- LESETEXT:
Strafrecht mit politischem Kalkül


Der Internationale Strafgerichtshof erhält bald einen neuen Chefankläger: Im Dezember wird über die Nachfolge von Luis Moreno-Ocampo entschieden. Der Argentinier hat das Amt seit Mitte 2003 inne und musste sich mehrfach vorwerfen lassen, mit dem Strafrecht Politik zu machen. Das liegt zum Teil daran, dass er gezwungen ist, zwischen widerstreitenden Interessen politisch zu lavieren.

Der Internationale Strafgerichtshof IStGH soll Verantwortliche für schwerste Kriegsverbrechen und Verbrechen gegen die Menschlichkeit zur Rechenschaft ziehen, wenn nationale Gerichte das nicht wollen oder können. Sein Chefankläger kann Fälle vorschlagen und entscheiden, gegen welche Verdächtigen er ermittelt. Moreno-Ocampo wird vorgeworfen, dabei die Prinzipien der Unabhängigkeit und Unparteilichkeit verletzt zu haben – zum Beispiel weil er nur gegen Afrikaner ermittele.

- DATENAUSZÜGE:
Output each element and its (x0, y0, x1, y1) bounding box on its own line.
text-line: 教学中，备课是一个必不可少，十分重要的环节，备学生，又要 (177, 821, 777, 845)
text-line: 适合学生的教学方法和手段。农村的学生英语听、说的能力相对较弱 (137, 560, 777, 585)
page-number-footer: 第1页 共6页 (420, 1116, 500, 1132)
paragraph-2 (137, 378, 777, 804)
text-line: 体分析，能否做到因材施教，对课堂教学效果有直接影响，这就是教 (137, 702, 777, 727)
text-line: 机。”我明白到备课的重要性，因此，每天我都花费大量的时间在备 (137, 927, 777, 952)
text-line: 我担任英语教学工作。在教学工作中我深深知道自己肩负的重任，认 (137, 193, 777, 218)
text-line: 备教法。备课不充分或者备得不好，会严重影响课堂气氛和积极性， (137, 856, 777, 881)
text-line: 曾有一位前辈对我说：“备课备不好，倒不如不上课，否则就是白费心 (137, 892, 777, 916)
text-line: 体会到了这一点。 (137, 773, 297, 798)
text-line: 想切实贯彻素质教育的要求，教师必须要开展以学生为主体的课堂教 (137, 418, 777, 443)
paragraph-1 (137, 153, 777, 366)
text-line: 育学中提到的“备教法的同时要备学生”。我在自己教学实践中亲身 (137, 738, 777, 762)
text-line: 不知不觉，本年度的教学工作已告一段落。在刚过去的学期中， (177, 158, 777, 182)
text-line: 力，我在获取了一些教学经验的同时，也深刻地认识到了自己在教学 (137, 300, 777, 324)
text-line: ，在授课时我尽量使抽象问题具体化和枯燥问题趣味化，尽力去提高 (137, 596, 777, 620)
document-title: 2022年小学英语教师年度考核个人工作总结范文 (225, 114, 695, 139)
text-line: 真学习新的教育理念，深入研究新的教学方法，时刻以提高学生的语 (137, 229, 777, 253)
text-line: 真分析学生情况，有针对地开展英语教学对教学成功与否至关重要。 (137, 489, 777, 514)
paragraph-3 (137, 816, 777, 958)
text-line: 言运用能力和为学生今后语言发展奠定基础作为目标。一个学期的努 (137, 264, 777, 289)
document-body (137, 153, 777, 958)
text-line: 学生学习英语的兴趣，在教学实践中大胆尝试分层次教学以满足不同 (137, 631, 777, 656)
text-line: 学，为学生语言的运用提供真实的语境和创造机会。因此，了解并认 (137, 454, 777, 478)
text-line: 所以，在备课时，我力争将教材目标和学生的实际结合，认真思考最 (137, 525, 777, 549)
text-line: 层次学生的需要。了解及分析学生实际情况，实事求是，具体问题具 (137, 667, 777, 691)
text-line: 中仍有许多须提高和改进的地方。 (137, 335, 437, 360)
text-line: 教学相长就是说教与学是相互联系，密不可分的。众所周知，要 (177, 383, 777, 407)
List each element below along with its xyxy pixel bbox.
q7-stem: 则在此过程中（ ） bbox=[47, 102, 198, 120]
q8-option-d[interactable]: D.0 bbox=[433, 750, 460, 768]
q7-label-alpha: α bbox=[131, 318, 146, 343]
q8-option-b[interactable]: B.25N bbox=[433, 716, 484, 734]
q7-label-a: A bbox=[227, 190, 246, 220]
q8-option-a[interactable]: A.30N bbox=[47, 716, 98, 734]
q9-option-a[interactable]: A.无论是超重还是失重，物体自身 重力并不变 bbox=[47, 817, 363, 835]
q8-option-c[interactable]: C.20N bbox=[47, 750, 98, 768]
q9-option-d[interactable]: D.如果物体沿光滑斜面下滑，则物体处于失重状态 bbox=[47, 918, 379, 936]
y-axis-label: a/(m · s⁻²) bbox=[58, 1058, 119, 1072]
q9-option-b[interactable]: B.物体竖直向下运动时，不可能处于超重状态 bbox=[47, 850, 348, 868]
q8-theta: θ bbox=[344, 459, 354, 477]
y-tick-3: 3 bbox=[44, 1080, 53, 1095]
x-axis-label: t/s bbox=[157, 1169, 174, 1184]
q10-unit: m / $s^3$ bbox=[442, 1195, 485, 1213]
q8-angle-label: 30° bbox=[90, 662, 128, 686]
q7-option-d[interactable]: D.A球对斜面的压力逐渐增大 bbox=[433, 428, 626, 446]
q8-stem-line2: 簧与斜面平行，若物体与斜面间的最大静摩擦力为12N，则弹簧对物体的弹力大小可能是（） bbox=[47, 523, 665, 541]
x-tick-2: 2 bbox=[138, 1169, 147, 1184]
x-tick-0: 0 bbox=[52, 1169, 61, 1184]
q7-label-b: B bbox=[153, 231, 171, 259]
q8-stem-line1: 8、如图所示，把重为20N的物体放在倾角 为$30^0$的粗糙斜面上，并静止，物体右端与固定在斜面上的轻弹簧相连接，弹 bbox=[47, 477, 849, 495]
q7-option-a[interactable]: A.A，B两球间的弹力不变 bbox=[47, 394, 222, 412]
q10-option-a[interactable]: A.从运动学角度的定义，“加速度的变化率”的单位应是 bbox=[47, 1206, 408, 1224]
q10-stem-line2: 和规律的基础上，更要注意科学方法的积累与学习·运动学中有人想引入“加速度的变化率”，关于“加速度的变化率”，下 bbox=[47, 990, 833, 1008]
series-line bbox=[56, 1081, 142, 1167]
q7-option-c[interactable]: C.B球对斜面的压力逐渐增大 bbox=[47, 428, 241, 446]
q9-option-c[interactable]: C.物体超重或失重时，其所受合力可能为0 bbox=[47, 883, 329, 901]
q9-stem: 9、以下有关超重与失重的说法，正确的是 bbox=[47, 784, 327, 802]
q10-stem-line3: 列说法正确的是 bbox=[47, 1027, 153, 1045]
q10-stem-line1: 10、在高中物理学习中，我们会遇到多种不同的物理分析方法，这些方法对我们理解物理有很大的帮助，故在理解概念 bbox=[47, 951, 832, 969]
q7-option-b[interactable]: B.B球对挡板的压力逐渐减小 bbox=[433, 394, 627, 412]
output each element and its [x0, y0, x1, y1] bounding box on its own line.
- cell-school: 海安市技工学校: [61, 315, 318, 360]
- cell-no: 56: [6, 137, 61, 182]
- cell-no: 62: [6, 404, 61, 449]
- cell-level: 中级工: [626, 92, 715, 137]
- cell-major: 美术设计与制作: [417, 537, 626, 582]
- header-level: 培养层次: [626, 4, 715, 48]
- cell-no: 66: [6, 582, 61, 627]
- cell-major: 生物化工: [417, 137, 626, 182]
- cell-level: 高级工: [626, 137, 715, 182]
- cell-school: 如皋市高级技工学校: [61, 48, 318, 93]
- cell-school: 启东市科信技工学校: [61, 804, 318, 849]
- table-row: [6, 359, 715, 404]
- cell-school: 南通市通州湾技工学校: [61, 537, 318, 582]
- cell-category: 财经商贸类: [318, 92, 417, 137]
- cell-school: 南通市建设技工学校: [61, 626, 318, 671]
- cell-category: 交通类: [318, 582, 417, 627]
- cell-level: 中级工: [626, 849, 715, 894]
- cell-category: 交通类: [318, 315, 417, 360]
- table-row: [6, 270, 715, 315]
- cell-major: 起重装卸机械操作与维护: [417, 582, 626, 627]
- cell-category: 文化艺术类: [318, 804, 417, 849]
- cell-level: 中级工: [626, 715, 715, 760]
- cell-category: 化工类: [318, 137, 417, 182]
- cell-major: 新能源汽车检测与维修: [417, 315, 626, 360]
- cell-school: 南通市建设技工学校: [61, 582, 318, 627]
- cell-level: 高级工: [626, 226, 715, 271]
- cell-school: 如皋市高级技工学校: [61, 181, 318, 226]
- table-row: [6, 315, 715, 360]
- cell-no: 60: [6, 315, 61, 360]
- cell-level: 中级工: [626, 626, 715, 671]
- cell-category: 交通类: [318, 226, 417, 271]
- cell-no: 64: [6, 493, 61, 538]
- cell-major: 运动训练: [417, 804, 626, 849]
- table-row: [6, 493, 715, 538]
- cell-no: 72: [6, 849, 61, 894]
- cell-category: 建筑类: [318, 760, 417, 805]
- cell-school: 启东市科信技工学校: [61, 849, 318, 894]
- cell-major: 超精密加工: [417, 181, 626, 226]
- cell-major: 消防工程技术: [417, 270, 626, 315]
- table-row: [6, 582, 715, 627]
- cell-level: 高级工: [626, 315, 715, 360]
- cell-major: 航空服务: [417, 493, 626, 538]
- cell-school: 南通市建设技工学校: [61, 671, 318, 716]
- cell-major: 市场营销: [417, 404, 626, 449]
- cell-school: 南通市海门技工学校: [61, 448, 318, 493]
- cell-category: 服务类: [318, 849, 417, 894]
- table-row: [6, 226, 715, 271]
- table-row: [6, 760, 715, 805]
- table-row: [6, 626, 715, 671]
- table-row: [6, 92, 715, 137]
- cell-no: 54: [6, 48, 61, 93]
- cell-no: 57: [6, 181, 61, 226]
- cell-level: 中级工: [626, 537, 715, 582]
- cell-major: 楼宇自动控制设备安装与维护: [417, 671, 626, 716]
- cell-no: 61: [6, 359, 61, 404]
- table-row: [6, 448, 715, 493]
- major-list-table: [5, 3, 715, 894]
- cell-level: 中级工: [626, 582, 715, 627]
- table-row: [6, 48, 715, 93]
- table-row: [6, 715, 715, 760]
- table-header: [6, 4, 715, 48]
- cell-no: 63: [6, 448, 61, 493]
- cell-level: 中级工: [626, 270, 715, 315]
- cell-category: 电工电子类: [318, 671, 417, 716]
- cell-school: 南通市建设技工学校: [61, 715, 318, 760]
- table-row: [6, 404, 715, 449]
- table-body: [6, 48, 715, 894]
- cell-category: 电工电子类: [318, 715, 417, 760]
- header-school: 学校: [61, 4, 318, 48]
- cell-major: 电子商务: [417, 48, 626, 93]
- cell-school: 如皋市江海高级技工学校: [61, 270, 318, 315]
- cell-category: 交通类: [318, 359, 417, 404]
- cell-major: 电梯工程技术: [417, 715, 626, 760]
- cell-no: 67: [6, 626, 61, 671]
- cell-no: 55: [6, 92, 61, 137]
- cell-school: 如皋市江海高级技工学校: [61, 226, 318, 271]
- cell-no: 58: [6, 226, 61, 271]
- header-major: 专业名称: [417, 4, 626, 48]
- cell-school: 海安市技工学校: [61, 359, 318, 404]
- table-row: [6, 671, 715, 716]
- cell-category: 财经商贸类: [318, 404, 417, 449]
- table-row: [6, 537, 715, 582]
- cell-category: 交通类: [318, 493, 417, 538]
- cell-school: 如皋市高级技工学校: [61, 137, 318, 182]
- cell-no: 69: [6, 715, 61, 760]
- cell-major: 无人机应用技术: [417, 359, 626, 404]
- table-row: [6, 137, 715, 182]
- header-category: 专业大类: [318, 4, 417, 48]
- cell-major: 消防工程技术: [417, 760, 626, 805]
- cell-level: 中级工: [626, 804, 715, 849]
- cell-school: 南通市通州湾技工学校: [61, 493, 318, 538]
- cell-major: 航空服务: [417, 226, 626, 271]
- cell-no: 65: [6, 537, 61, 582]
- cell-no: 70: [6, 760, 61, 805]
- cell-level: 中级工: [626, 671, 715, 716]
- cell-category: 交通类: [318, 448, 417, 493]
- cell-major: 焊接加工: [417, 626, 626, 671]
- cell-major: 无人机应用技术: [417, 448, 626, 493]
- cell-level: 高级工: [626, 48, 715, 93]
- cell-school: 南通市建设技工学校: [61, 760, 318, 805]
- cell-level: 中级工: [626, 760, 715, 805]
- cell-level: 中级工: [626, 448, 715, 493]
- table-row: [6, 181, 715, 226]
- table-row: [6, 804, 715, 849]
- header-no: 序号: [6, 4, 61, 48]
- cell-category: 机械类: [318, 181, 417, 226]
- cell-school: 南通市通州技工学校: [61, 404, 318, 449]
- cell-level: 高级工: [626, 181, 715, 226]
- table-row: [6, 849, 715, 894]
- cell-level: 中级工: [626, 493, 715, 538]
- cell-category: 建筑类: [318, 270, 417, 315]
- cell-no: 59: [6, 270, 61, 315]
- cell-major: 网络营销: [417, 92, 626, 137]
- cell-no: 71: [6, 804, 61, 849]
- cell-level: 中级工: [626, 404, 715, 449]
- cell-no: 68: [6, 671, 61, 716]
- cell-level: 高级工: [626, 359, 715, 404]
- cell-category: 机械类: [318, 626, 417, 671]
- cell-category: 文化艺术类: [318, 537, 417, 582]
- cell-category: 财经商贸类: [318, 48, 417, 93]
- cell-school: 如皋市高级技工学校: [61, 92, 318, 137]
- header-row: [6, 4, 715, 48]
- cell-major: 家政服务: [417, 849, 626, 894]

- ARBEITSAUFTRÄGE:
1. Erklären Sie in ein bis drei Sätzen, worauf der Lesetext es zum Teil zurückführt, dass Moreno-Ocampo vorgeworfen wurde, mit dem Strafrecht Politik zu machen.
2. Geben Sie die Stelle im Lesetext von „Strafrecht mit politischem“ bis „gegen Afrikaner ermittele.“ wortgetreu wieder.
Das Material steht in keinem Zusammenhang mit dem Lesetext.

- LÖSUNGEN:
1. Das liegt zum Teil daran, dass Moreno-Ocampo als Chefankläger gezwungen ist, zwischen widerstreitenden Interessen politisch zu lavieren.

2.
Strafrecht mit politischem Kalkül


Der Internationale Strafgerichtshof erhält bald einen neuen Chefankläger: Im Dezember wird über die Nachfolge von Luis Moreno-Ocampo entschieden. Der Argentinier hat das Amt seit Mitte 2003 inne und musste sich mehrfach vorwerfen lassen, mit dem Strafrecht Politik zu machen. Das liegt zum Teil daran, dass er gezwungen ist, zwischen widerstreitenden Interessen politisch zu lavieren.

Der Internationale Strafgerichtshof IStGH soll Verantwortliche für schwerste Kriegsverbrechen und Verbrechen gegen die Menschlichkeit zur Rechenschaft ziehen, wenn nationale Gerichte das nicht wollen oder können. Sein Chefankläger kann Fälle vorschlagen und entscheiden, gegen welche Verdächtigen er ermittelt. Moreno-Ocampo wird vorgeworfen, dabei die Prinzipien der Unabhängigkeit und Unparteilichkeit verletzt zu haben – zum Beispiel weil er nur gegen Afrikaner ermittele.